Aim of the task —
Copy all entries without alteration and skip the pictures they hold.

(Dataset listings of figures)
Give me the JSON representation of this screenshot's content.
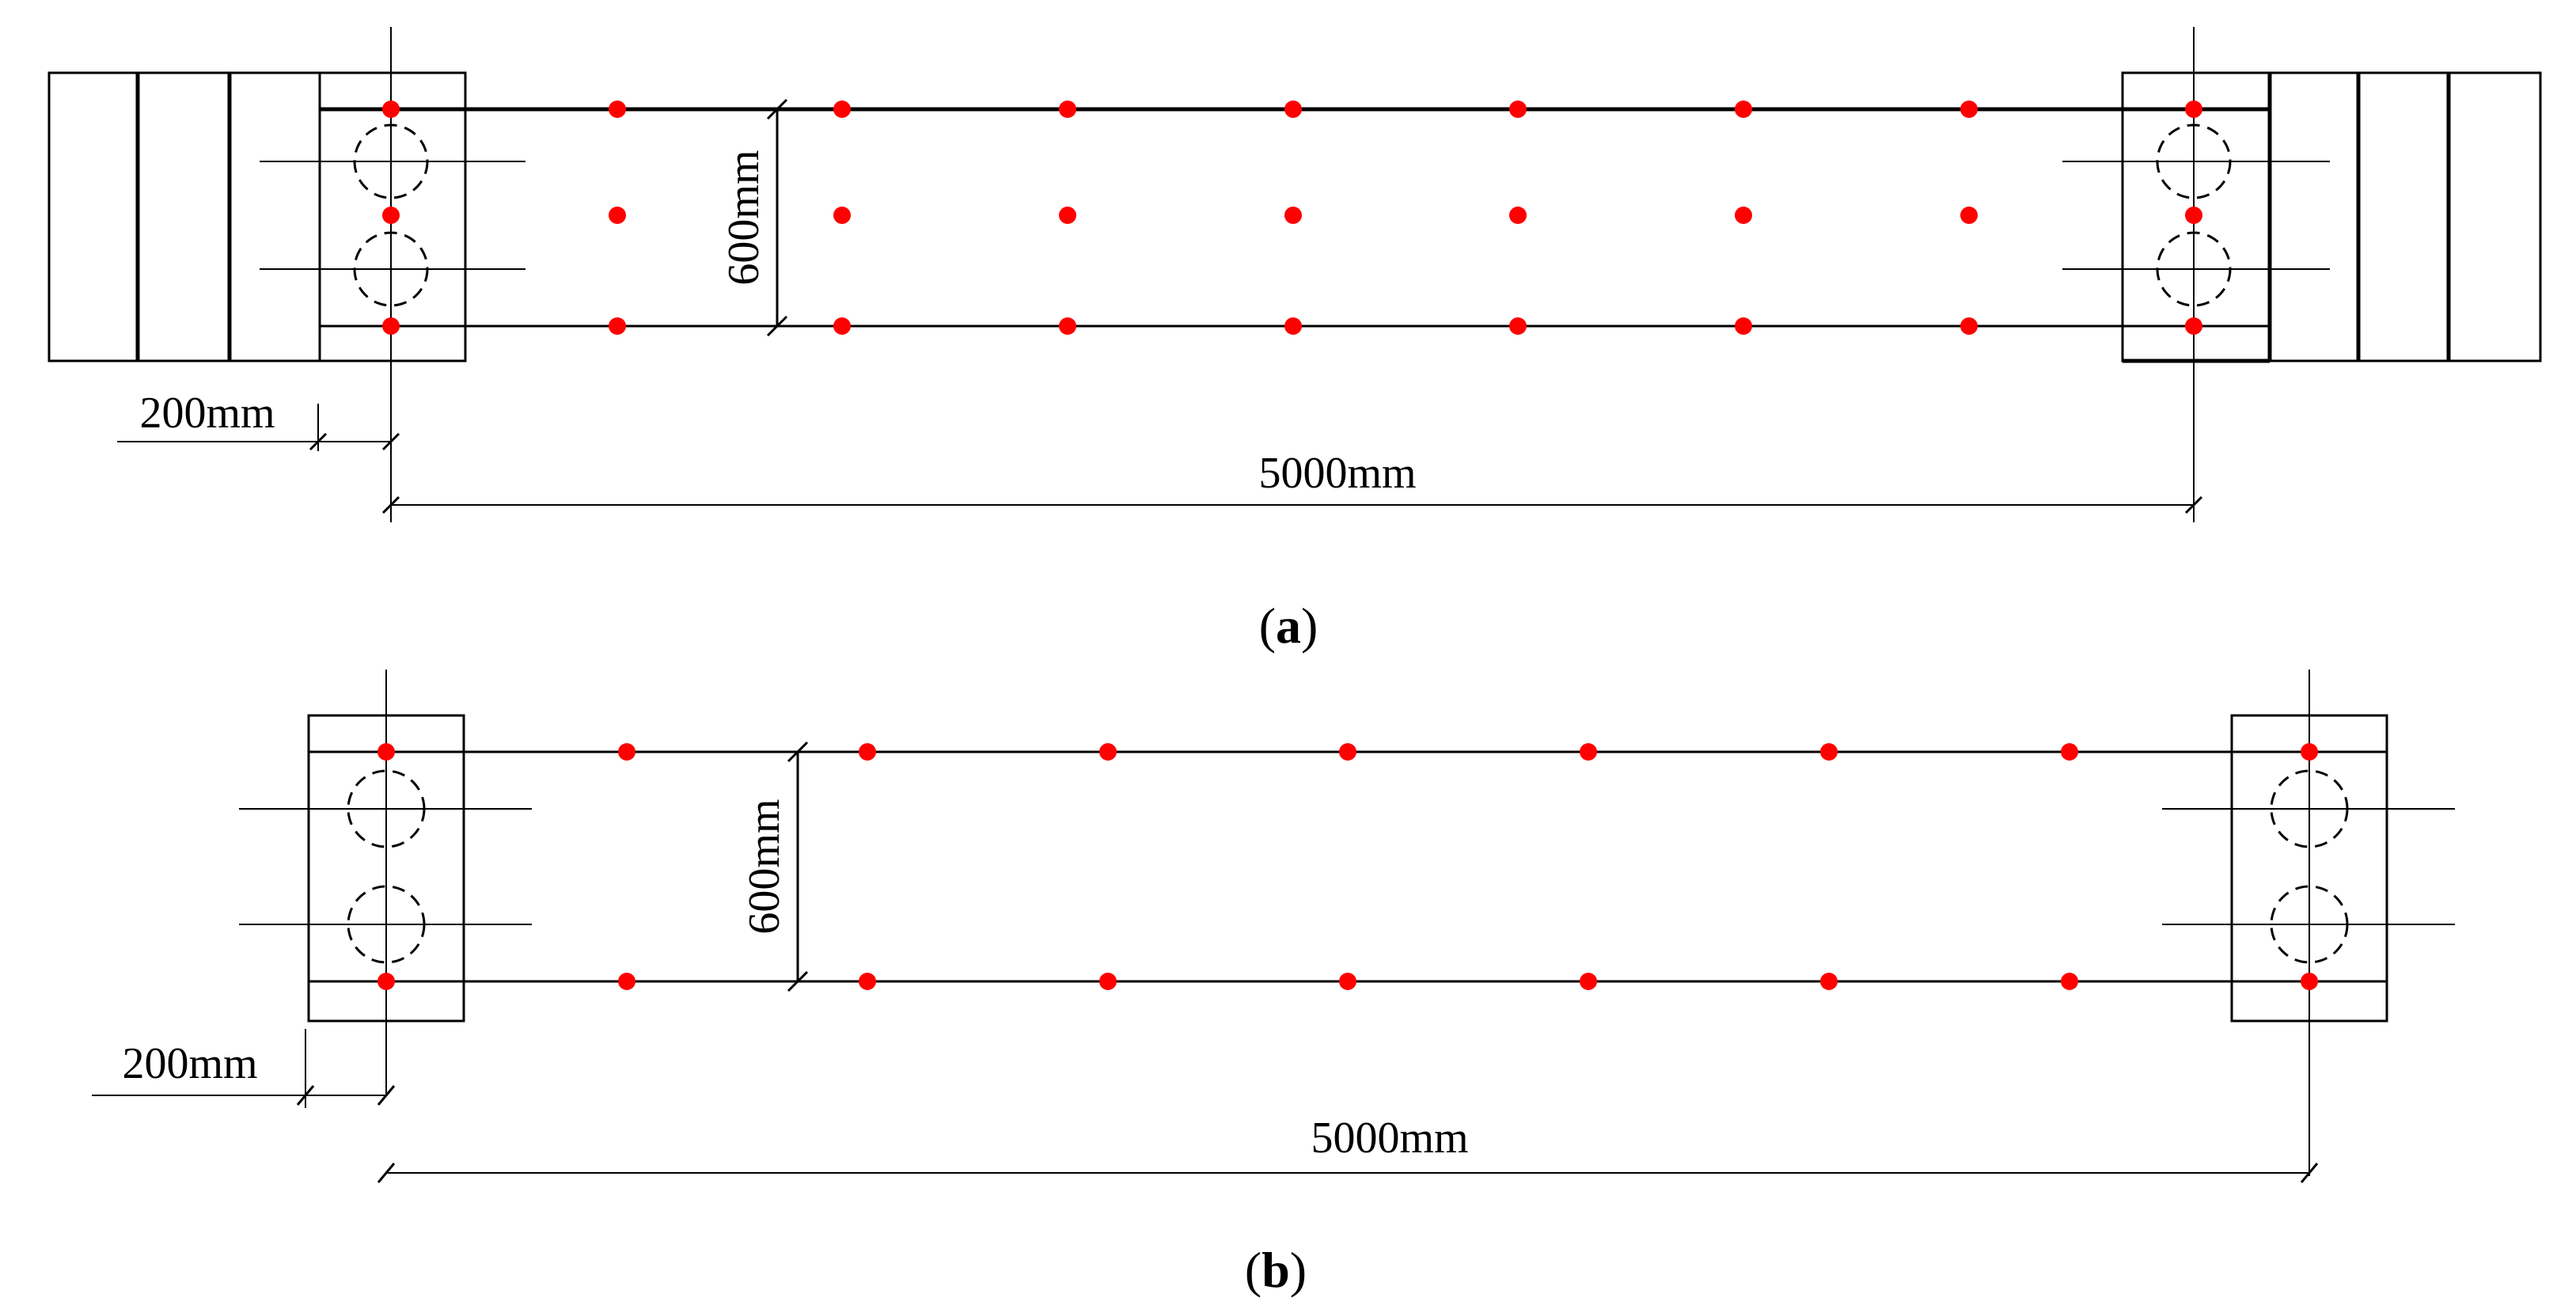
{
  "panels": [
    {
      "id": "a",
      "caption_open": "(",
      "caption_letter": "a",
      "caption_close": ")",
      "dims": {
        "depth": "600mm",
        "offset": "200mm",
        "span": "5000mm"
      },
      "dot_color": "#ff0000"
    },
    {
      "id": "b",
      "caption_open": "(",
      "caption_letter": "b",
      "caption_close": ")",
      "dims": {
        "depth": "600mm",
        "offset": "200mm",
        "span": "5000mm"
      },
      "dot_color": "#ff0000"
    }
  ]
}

Exercise solution —
Give me the JSON representation of this screenshot's content.
{
  "panels": [
    {
      "id": "a",
      "caption_open": "(",
      "caption_letter": "a",
      "caption_close": ")",
      "dims": {
        "depth": "600mm",
        "offset": "200mm",
        "span": "5000mm"
      },
      "dot_color": "#ff0000"
    },
    {
      "id": "b",
      "caption_open": "(",
      "caption_letter": "b",
      "caption_close": ")",
      "dims": {
        "depth": "600mm",
        "offset": "200mm",
        "span": "5000mm"
      },
      "dot_color": "#ff0000"
    }
  ]
}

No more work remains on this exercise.